- [Challenge] All of the data that follows should be retyped exactly, please, except the pictures.

### The data

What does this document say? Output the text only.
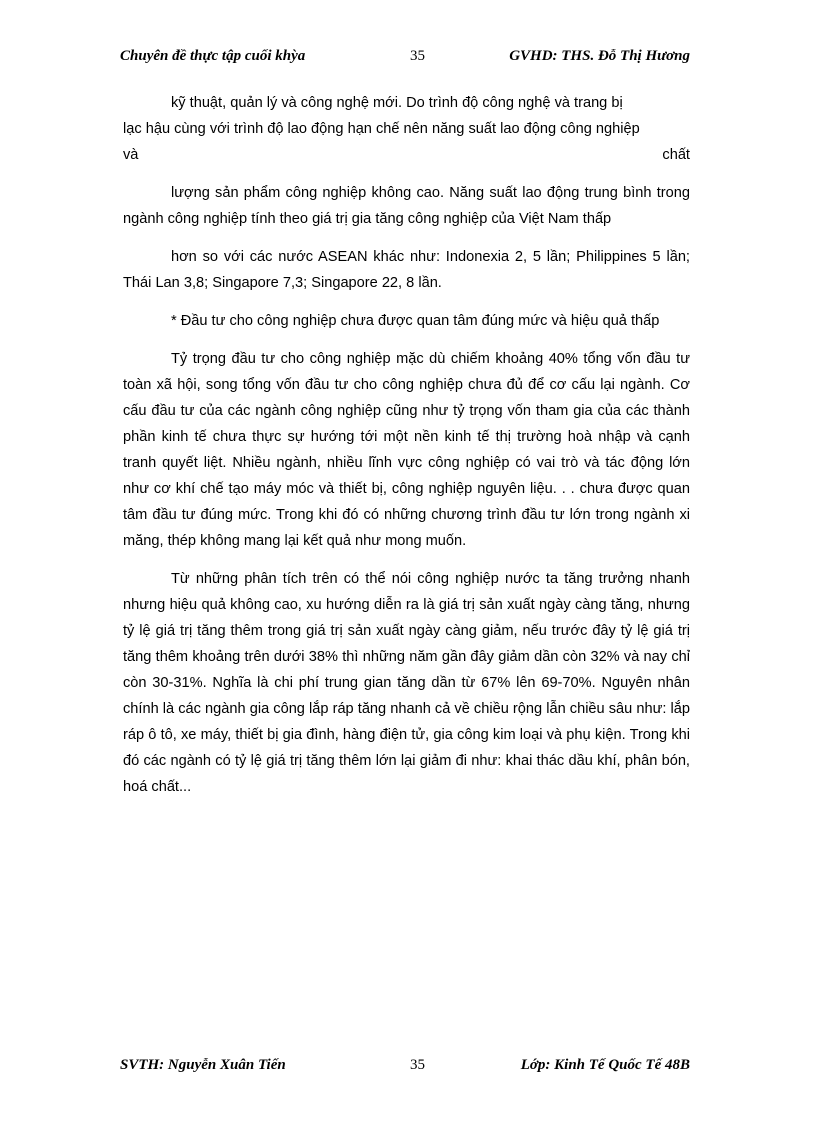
Chuyên đề thực tập cuối khỳa	35	GVHD: THS. Đỗ Thị Hương

kỹ thuật, quản lý và công nghệ mới. Do trình độ công nghệ và trang bị

lạc hậu cùng với trình độ lao động hạn chế nên năng suất lao động công nghiệp

và	chất

lượng sản phẩm công nghiệp không cao. Năng suất lao động trung bình trong ngành công nghiệp tính theo giá trị gia tăng công nghiệp của Việt Nam thấp

hơn so với các nước ASEAN khác như: Indonexia 2, 5 lần; Philippines 5 lần; Thái Lan 3,8; Singapore 7,3; Singapore 22, 8 lần.

* Đầu tư cho công nghiệp chưa được quan tâm đúng mức và hiệu quả thấp

Tỷ trọng đầu tư cho công nghiệp mặc dù chiếm khoảng 40% tổng vốn đầu tư toàn xã hội, song tổng vốn đầu tư cho công nghiệp chưa đủ để cơ cấu lại ngành. Cơ cấu đầu tư của các ngành công nghiệp cũng như tỷ trọng vốn tham gia của các thành phần kinh tế chưa thực sự hướng tới một nền kinh tế thị trường hoà nhập và cạnh tranh quyết liệt. Nhiều ngành, nhiều lĩnh vực công nghiệp có vai trò và tác động lớn như cơ khí chế tạo máy móc và thiết bị, công nghiệp nguyên liệu. . . chưa được quan tâm đầu tư đúng mức. Trong khi đó có những chương trình đầu tư lớn trong ngành xi măng, thép không mang lại kết quả như mong muốn.

Từ những phân tích trên có thể nói công nghiệp nước ta tăng trưởng nhanh nhưng hiệu quả không cao, xu hướng diễn ra là giá trị sản xuất ngày càng tăng, nhưng tỷ lệ giá trị tăng thêm trong giá trị sản xuất ngày càng giảm, nếu trước đây tỷ lệ giá trị tăng thêm khoảng trên dưới 38% thì những năm gần đây giảm dần còn 32% và nay chỉ còn 30-31%. Nghĩa là chi phí trung gian tăng dần từ 67% lên 69-70%. Nguyên nhân chính là các ngành gia công lắp ráp tăng nhanh cả về chiều rộng lẫn chiều sâu như: lắp ráp ô tô, xe máy, thiết bị gia đình, hàng điện tử, gia công kim loại và phụ kiện. Trong khi đó các ngành có tỷ lệ giá trị tăng thêm lớn lại giảm đi như: khai thác dầu khí, phân bón, hoá chất...

SVTH: Nguyễn Xuân Tiến	35	Lớp: Kinh Tế Quốc Tế 48B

######

- [Exercise solution]
What does this document say? Output the text only.
Chuyên đề thực tập cuối khỳa	35	GVHD: THS. Đỗ Thị Hương

kỹ thuật, quản lý và công nghệ mới. Do trình độ công nghệ và trang bị

lạc hậu cùng với trình độ lao động hạn chế nên năng suất lao động công nghiệp

và	chất

lượng sản phẩm công nghiệp không cao. Năng suất lao động trung bình trong ngành công nghiệp tính theo giá trị gia tăng công nghiệp của Việt Nam thấp

hơn so với các nước ASEAN khác như: Indonexia 2, 5 lần; Philippines 5 lần; Thái Lan 3,8; Singapore 7,3; Singapore 22, 8 lần.

* Đầu tư cho công nghiệp chưa được quan tâm đúng mức và hiệu quả thấp

Tỷ trọng đầu tư cho công nghiệp mặc dù chiếm khoảng 40% tổng vốn đầu tư toàn xã hội, song tổng vốn đầu tư cho công nghiệp chưa đủ để cơ cấu lại ngành. Cơ cấu đầu tư của các ngành công nghiệp cũng như tỷ trọng vốn tham gia của các thành phần kinh tế chưa thực sự hướng tới một nền kinh tế thị trường hoà nhập và cạnh tranh quyết liệt. Nhiều ngành, nhiều lĩnh vực công nghiệp có vai trò và tác động lớn như cơ khí chế tạo máy móc và thiết bị, công nghiệp nguyên liệu. . . chưa được quan tâm đầu tư đúng mức. Trong khi đó có những chương trình đầu tư lớn trong ngành xi măng, thép không mang lại kết quả như mong muốn.

Từ những phân tích trên có thể nói công nghiệp nước ta tăng trưởng nhanh nhưng hiệu quả không cao, xu hướng diễn ra là giá trị sản xuất ngày càng tăng, nhưng tỷ lệ giá trị tăng thêm trong giá trị sản xuất ngày càng giảm, nếu trước đây tỷ lệ giá trị tăng thêm khoảng trên dưới 38% thì những năm gần đây giảm dần còn 32% và nay chỉ còn 30-31%. Nghĩa là chi phí trung gian tăng dần từ 67% lên 69-70%. Nguyên nhân chính là các ngành gia công lắp ráp tăng nhanh cả về chiều rộng lẫn chiều sâu như: lắp ráp ô tô, xe máy, thiết bị gia đình, hàng điện tử, gia công kim loại và phụ kiện. Trong khi đó các ngành có tỷ lệ giá trị tăng thêm lớn lại giảm đi như: khai thác dầu khí, phân bón, hoá chất...

SVTH: Nguyễn Xuân Tiến	35	Lớp: Kinh Tế Quốc Tế 48B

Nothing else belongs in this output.